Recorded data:
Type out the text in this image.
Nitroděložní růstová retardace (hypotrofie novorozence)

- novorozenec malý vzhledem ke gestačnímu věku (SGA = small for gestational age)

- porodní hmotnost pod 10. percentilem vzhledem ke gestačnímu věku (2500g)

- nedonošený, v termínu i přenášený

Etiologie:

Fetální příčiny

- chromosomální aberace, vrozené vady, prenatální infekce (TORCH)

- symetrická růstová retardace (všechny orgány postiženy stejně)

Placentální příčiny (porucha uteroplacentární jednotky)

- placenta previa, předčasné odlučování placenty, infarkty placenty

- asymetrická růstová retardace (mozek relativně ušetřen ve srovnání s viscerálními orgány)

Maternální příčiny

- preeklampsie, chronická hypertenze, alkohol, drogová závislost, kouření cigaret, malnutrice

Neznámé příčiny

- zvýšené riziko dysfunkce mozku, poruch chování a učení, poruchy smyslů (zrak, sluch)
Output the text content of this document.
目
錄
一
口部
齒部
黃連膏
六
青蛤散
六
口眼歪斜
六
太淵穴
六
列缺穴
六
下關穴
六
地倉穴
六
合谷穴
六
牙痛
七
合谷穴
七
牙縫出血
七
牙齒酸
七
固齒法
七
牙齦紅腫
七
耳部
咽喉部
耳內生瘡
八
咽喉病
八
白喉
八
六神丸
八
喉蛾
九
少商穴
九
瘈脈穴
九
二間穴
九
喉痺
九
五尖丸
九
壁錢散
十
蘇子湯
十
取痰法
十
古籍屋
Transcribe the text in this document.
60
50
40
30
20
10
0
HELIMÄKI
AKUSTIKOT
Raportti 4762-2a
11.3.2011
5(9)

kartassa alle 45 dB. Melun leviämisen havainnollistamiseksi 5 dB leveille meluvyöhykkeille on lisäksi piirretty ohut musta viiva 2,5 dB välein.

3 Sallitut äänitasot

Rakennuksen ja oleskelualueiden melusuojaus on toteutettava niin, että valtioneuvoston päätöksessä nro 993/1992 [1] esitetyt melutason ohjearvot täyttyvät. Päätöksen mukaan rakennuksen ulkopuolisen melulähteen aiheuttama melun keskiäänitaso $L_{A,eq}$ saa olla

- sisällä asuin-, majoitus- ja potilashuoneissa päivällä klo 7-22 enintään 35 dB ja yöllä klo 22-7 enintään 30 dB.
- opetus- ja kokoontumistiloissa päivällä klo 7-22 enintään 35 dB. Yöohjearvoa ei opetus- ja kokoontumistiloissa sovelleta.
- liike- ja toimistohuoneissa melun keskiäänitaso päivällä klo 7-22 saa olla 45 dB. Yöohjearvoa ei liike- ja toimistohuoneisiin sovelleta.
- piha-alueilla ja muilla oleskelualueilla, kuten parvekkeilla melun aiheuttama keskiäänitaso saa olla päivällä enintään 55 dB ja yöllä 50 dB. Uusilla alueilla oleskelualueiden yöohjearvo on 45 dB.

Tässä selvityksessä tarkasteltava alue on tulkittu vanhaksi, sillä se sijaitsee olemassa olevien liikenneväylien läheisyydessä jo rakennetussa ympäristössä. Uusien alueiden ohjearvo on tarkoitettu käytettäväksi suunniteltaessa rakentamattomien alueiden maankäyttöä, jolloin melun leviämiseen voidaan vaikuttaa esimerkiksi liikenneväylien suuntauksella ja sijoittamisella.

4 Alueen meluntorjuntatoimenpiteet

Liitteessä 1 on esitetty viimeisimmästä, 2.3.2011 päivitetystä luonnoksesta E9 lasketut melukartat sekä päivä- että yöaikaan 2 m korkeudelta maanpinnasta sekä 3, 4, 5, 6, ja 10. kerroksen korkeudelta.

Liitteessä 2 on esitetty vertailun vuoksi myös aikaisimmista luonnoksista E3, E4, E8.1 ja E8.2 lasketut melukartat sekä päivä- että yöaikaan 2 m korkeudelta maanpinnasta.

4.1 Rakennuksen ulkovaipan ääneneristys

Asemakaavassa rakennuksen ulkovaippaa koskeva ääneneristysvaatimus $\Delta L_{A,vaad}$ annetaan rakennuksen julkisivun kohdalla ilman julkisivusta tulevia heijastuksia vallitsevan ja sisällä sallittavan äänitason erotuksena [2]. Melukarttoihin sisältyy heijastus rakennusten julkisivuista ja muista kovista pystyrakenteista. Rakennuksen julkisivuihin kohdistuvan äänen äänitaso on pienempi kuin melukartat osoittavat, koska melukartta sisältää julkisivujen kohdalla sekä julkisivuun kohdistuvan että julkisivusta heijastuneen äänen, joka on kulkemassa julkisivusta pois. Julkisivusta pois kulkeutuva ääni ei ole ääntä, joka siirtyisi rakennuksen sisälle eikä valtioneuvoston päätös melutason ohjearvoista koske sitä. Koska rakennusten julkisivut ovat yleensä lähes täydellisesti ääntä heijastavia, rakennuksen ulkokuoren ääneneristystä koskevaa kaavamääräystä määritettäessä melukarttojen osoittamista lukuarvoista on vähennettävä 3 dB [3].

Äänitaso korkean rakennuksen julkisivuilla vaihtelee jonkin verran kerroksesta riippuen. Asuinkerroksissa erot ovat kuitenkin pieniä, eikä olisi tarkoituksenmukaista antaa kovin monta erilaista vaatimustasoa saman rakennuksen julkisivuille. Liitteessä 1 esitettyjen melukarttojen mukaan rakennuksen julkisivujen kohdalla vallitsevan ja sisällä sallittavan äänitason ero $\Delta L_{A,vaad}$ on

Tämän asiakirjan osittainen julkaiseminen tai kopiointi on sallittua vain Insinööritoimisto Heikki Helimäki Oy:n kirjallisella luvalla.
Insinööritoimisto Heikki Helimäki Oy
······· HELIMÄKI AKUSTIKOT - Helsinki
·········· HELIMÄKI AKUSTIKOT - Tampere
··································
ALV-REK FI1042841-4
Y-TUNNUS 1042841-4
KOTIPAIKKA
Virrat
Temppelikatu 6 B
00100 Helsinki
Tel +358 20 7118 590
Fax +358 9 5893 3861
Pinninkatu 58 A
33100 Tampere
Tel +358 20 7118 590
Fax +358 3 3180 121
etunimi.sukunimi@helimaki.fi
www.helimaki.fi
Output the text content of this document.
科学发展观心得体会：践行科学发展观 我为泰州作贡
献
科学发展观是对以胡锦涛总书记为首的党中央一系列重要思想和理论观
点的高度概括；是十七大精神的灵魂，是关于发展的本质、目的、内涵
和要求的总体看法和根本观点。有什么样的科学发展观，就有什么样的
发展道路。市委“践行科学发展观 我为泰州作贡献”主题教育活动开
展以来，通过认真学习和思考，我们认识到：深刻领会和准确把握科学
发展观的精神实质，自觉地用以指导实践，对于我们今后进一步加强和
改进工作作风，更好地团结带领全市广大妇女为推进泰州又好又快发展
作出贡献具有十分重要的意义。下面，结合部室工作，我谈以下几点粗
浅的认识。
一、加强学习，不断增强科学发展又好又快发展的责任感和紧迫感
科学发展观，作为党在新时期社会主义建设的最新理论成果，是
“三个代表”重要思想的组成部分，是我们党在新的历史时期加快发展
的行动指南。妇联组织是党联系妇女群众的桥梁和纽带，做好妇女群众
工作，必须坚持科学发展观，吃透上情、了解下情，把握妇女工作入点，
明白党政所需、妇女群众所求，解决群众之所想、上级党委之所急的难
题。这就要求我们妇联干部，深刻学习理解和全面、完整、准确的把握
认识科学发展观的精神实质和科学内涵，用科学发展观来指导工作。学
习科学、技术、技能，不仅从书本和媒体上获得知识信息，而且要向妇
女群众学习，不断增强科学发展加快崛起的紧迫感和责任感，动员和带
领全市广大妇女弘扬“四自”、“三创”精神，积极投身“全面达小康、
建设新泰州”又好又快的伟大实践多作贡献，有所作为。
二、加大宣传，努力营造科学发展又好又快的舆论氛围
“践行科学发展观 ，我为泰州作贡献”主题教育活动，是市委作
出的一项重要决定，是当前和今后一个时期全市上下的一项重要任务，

**Exercise prompt:** For each line in the data above that contains the string "orgány", extract the line.

**Answer to this task:**
- symetrická růstová retardace (všechny orgány postiženy stejně)
- asymetrická růstová retardace (mozek relativně ušetřen ve srovnání s viscerálními orgány)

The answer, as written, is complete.